GOAL: Below are the records. List every line holding the word "JSON".

DATA:
· · · ·
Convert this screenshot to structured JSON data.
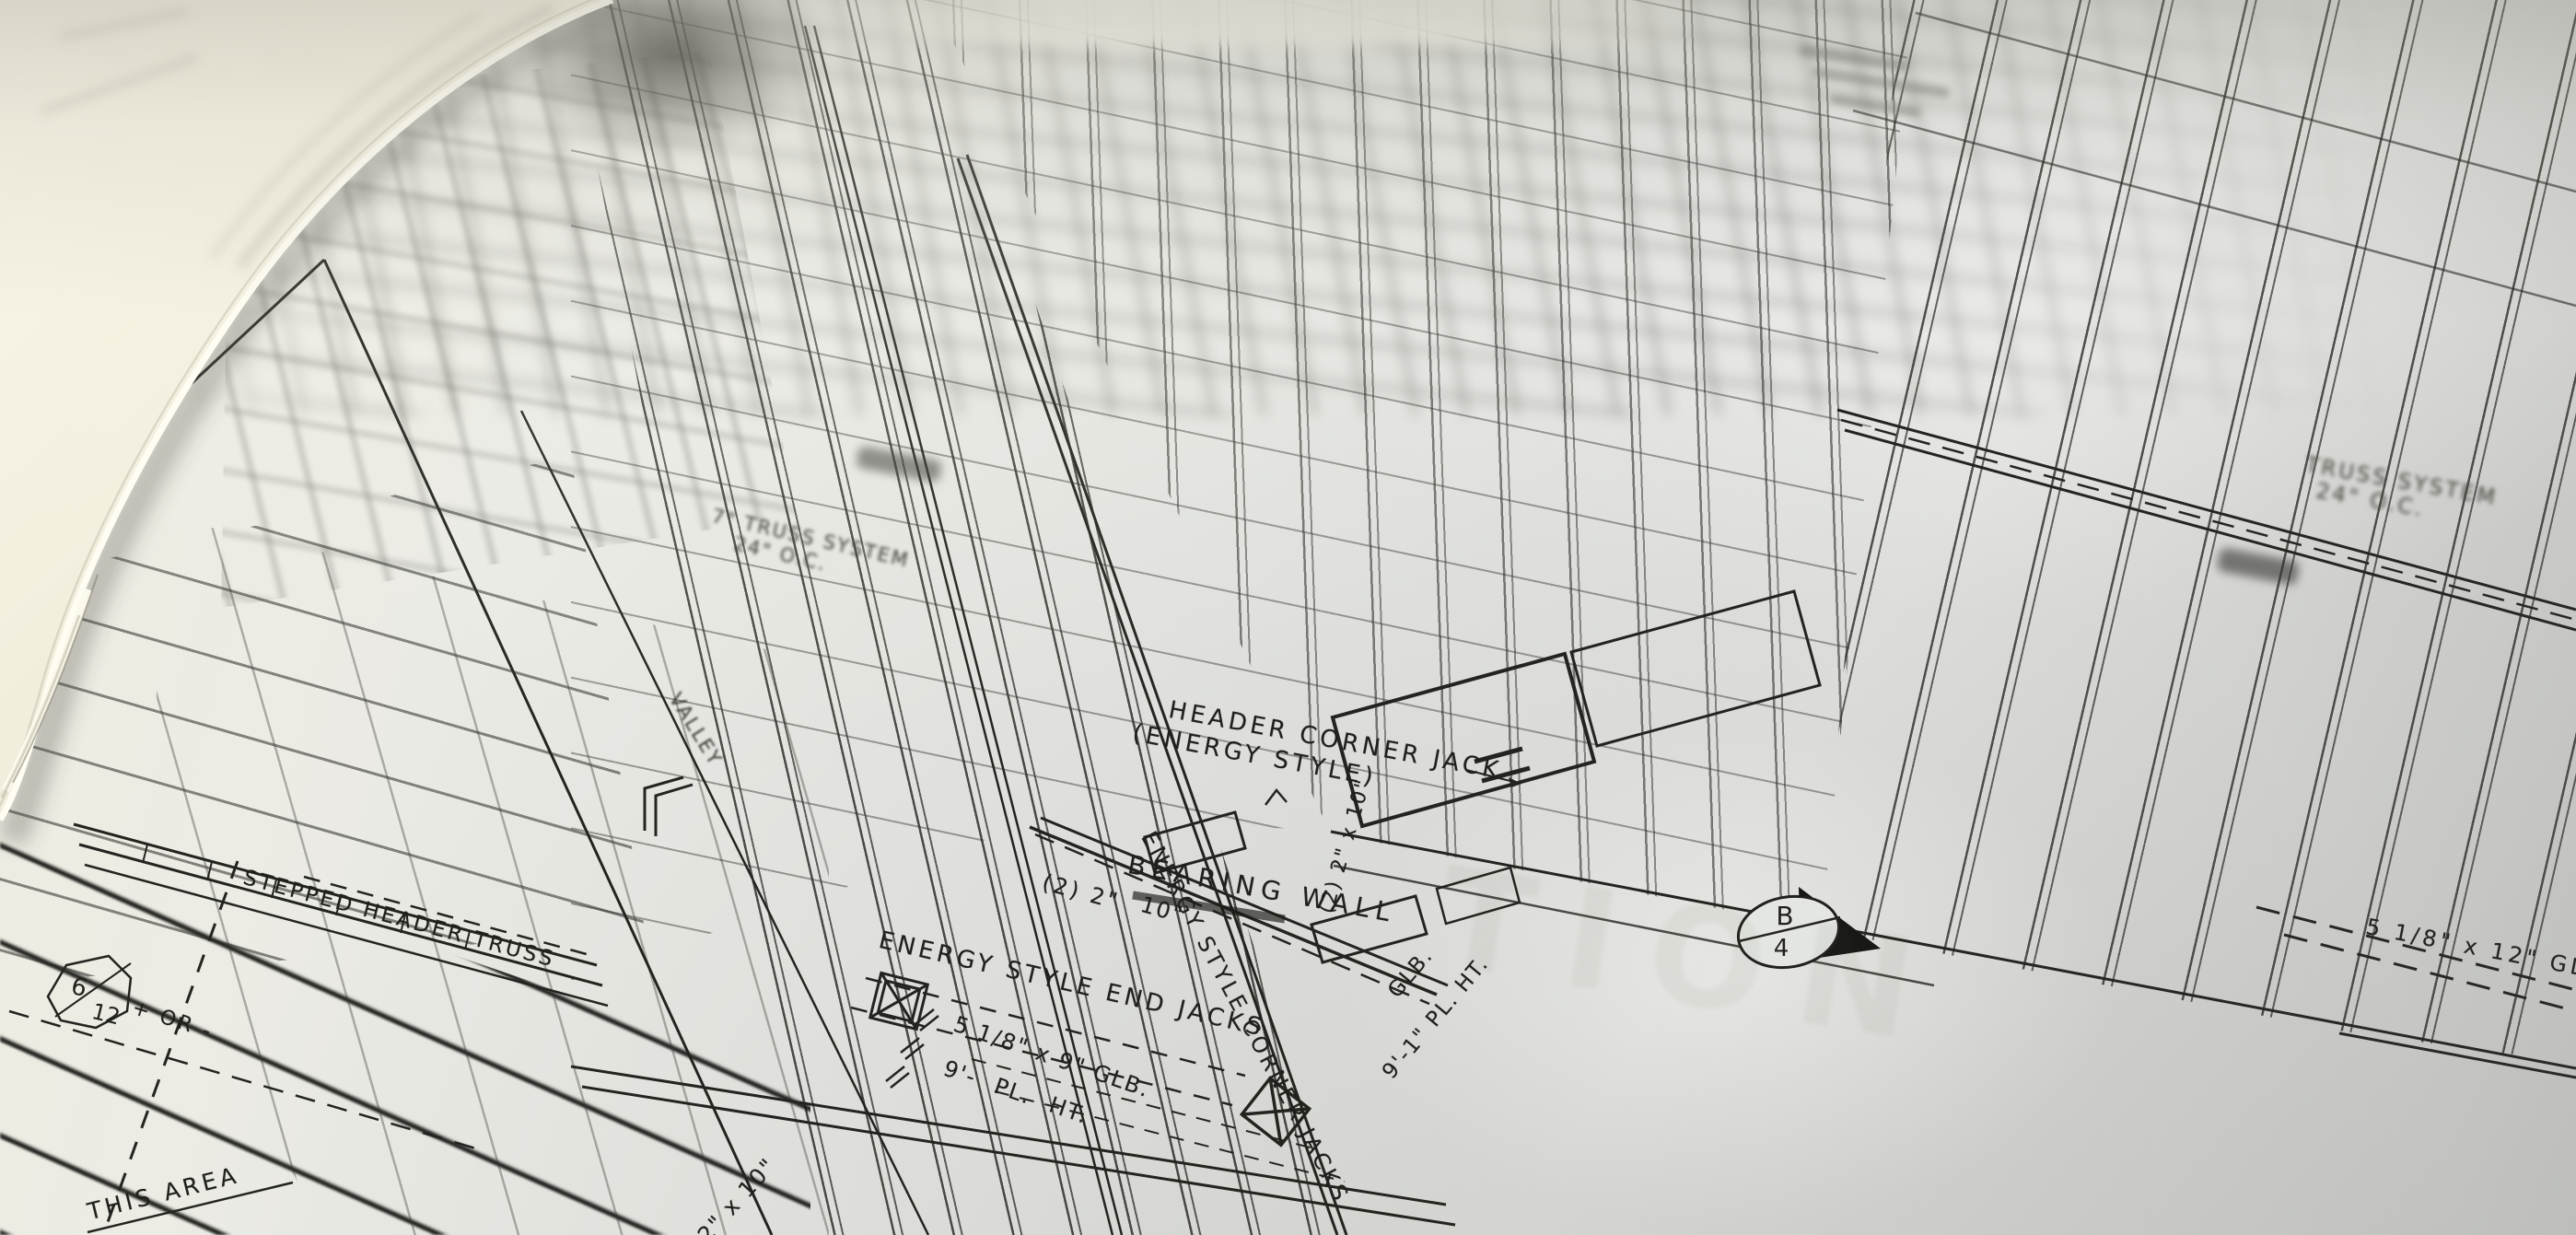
{
  "scene": {
    "type": "photograph",
    "subject": "Rolled architectural blueprint - wood framing plan, shallow depth of field, page curled at top left",
    "paper_color": "#e8e9e5",
    "curl_color": "#f5f2e2",
    "ink_color": "#23231f"
  },
  "labels": {
    "header_corner_jack_1": "HEADER CORNER JACK",
    "header_corner_jack_2": "(ENERGY STYLE)",
    "bearing_wall": "BEARING WALL",
    "corner_jacks_diag": "ENERGY STYLE CORNER JACKS",
    "end_jacks": "ENERGY STYLE END JACKS",
    "glb_5x9": "5 1/8\" x 9\" GLB.",
    "pl_ht_9": "9'-  PL. HT.",
    "stepped_header": "STEPPED HEADER TRUSS",
    "pitch_top": "6",
    "pitch_bottom": "12",
    "pitch_tolerance": "+ OR -",
    "this_area": "THIS AREA",
    "valley": "VALLEY",
    "truss_system_left_1": "7\" TRUSS SYSTEM",
    "truss_system_left_2": "24\" O.C.",
    "truss_system_right_1": "TRUSS SYSTEM",
    "truss_system_right_2": "24\" O.C.",
    "glb_5x12": "5 1/8\" x 12\" GLB",
    "double_2x10_a": "(2) 2\"",
    "double_2x10_b": "10\"",
    "double_2x10_vert": "(2) 2\" x 10\"",
    "glb_vert": "GLB.",
    "pl_ht_9_1": "9'-1\" PL. HT.",
    "joist_2x10": "2\" x 10\"",
    "section_letter": "B",
    "section_number": "4",
    "watermark_ghost": "TION"
  }
}
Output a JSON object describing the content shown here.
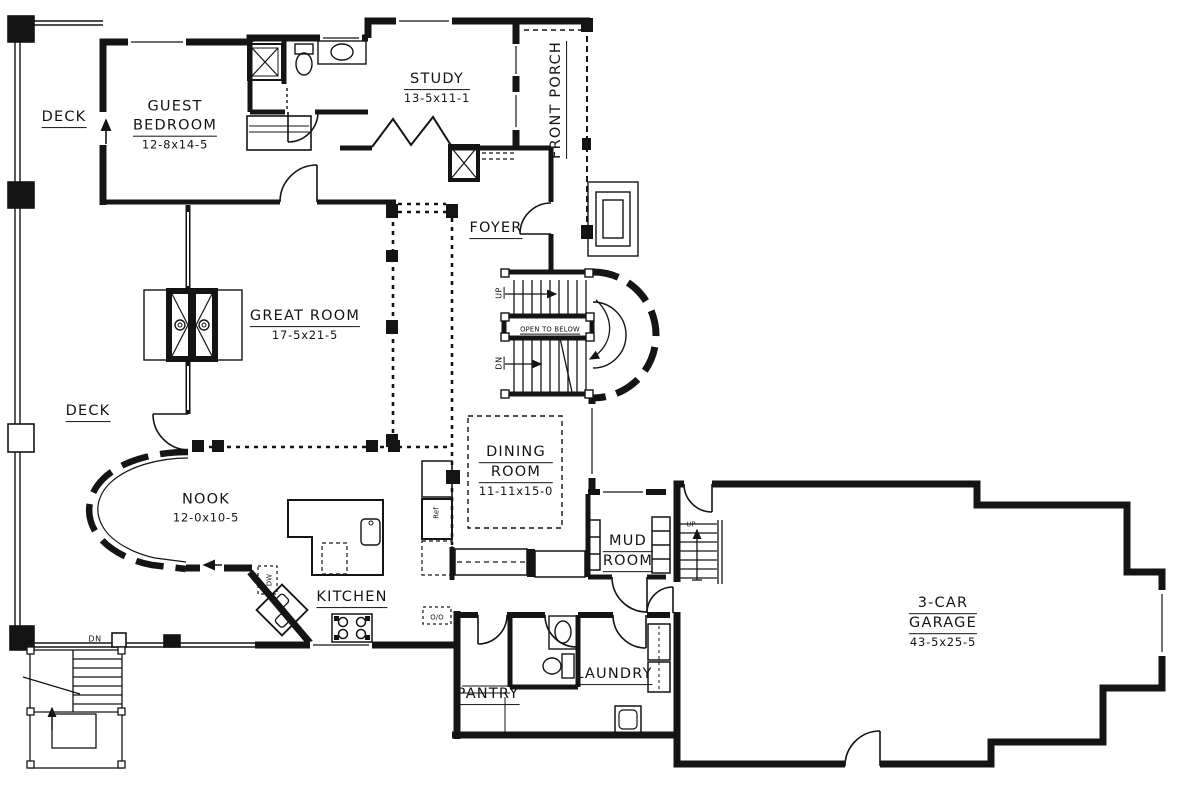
· · · ·
EXERCISE ANSWER:
Convert this screenshot to structured JSON data.
Output a JSON object describing the content shown here.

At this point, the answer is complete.